> _Exercise goal_: Every line of the data should be retyped with no difference from the original.

Records from a data collection:

■ ■ ■ ■ ■

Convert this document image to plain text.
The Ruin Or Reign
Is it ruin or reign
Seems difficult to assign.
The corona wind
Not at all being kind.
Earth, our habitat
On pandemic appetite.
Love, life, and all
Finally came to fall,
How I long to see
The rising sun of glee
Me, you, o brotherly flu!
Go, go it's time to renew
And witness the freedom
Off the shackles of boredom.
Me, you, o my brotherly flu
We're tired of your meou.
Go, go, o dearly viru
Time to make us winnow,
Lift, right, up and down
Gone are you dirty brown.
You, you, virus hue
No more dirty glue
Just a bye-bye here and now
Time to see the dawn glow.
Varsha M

■ ■ ■ ■ ■

> _Task answer_:
Convert this document image to plain text.
The Ruin Or Reign
Is it ruin or reign
Seems difficult to assign.
The corona wind
Not at all being kind.
Earth, our habitat
On pandemic appetite.
Love, life, and all
Finally came to fall,
How I long to see
The rising sun of glee
Me, you, o brotherly flu!
Go, go it's time to renew
And witness the freedom
Off the shackles of boredom.
Me, you, o my brotherly flu
We're tired of your meou.
Go, go, o dearly viru
Time to make us winnow,
Lift, right, up and down
Gone are you dirty brown.
You, you, virus hue
No more dirty glue
Just a bye-bye here and now
Time to see the dawn glow.
Varsha M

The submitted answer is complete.